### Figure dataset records
------
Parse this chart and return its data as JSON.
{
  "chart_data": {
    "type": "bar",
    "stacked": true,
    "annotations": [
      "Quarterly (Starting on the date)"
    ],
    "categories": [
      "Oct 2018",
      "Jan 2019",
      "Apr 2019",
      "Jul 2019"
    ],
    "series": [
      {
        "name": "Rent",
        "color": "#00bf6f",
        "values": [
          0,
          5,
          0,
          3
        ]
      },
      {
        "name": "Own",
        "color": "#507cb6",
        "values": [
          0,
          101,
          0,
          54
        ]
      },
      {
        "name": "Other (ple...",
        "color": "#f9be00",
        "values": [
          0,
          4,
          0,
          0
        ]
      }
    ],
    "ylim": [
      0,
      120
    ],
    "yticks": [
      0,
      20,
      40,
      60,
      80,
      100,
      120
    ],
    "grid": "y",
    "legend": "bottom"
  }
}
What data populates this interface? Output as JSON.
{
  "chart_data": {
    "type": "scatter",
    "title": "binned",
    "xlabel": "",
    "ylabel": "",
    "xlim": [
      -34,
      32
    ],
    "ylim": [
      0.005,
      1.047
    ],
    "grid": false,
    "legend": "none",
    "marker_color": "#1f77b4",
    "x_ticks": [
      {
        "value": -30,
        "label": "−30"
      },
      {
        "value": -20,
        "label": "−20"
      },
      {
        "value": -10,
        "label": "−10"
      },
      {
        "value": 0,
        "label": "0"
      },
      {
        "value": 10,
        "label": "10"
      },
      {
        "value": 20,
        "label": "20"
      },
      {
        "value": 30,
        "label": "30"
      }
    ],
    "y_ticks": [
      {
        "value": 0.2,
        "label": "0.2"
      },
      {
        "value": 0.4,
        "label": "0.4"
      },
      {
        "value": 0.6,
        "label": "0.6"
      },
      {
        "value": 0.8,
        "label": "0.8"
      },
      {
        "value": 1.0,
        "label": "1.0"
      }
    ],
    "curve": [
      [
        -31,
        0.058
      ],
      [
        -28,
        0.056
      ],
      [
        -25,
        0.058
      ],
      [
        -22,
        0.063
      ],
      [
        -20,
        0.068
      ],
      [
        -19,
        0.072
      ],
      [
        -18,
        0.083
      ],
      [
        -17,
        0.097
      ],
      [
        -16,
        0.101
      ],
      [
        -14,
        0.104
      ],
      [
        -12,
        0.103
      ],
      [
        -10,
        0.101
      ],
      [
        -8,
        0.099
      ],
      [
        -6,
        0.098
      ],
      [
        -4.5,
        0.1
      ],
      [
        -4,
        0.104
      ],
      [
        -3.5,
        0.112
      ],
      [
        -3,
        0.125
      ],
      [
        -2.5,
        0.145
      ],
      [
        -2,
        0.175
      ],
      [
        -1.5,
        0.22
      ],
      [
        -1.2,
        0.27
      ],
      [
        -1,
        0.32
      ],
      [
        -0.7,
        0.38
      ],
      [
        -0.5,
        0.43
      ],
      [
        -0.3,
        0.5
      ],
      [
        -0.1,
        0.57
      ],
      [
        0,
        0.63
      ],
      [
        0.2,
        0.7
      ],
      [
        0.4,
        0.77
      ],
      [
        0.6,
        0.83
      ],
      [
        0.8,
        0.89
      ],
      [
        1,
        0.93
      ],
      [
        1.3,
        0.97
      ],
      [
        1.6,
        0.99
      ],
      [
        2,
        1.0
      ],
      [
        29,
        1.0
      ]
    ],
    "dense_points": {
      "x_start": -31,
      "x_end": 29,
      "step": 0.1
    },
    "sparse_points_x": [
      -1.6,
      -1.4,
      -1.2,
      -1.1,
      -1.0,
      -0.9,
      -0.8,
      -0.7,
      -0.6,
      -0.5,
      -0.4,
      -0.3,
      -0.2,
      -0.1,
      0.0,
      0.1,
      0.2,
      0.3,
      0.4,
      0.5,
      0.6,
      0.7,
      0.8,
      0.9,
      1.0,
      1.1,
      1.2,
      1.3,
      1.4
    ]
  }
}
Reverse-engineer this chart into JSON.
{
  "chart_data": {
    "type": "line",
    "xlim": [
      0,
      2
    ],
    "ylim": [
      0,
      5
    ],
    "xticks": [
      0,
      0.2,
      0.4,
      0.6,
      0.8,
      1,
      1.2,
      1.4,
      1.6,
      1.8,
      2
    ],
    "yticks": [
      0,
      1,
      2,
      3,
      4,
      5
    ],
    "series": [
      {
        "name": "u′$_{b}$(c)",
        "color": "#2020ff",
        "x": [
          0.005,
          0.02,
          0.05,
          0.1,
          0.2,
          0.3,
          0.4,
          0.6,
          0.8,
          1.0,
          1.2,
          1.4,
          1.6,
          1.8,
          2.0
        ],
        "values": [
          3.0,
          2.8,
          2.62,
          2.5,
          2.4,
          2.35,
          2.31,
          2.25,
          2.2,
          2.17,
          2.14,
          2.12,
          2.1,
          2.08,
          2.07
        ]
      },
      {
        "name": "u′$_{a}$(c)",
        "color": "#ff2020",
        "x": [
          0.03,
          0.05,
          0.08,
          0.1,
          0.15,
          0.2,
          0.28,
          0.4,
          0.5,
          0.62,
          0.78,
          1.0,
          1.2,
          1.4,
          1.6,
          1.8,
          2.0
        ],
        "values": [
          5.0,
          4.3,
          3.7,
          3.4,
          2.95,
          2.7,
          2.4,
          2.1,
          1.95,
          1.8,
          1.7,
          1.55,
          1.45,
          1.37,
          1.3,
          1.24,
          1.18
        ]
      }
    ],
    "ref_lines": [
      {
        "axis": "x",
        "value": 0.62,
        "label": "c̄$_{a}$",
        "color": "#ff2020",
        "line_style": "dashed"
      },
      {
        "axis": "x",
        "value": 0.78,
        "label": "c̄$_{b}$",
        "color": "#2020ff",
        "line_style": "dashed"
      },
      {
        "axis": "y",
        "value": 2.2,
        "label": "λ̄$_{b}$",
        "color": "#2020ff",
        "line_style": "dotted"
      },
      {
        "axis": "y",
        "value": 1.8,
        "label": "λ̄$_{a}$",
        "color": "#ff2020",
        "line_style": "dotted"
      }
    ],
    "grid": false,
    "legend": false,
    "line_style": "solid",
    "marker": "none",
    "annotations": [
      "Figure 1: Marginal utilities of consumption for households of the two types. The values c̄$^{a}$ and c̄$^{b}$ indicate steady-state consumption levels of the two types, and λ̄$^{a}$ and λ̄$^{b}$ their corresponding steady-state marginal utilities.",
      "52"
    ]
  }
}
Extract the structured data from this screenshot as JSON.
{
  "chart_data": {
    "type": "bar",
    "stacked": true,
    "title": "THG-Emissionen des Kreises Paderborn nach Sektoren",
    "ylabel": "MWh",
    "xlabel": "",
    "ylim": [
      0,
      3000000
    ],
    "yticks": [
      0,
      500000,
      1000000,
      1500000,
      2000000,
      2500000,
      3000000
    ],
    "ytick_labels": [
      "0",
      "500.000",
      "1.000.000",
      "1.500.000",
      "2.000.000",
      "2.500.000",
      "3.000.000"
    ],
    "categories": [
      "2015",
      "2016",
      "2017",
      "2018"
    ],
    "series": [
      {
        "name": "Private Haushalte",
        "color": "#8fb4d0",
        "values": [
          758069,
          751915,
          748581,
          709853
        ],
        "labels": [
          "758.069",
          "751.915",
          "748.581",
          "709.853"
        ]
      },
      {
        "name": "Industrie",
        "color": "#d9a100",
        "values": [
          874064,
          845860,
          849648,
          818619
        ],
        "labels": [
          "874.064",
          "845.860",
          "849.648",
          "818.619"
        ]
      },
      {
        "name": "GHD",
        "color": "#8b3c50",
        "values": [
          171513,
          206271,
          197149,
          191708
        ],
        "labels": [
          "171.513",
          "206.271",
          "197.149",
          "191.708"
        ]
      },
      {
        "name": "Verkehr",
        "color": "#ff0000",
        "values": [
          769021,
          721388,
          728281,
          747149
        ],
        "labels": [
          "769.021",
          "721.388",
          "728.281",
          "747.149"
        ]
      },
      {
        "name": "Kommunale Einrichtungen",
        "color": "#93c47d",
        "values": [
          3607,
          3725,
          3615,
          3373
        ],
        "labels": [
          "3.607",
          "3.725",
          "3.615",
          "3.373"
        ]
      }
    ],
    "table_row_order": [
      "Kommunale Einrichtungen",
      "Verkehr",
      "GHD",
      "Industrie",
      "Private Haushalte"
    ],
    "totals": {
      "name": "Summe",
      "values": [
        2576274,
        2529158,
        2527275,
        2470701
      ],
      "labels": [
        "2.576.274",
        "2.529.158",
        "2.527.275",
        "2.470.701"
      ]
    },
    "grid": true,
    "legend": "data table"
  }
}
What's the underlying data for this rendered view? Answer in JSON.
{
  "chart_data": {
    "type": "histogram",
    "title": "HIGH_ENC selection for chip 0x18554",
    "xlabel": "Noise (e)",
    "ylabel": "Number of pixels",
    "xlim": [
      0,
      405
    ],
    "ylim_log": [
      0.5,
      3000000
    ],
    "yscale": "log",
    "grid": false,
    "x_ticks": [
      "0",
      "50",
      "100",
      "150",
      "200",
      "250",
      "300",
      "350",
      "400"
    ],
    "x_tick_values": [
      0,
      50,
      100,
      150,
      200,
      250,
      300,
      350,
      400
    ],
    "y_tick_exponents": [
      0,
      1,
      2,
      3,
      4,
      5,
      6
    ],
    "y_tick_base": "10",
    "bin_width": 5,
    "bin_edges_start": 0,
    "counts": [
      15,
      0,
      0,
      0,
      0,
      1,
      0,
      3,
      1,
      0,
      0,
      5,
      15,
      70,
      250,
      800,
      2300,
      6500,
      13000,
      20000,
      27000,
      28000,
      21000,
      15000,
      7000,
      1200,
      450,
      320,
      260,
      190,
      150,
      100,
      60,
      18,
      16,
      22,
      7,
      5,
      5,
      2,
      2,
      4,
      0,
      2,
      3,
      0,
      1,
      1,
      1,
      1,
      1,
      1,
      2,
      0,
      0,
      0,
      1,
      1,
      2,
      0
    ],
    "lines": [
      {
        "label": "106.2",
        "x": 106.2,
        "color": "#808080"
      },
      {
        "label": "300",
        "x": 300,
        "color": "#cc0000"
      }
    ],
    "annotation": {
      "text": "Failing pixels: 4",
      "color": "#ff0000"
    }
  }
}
------
Copy each line of the records containing the string "title".

### Solution to the problem
    "title": "binned",
    "title": "THG-Emissionen des Kreises Paderborn nach Sektoren",
    "title": "HIGH_ENC selection for chip 0x18554",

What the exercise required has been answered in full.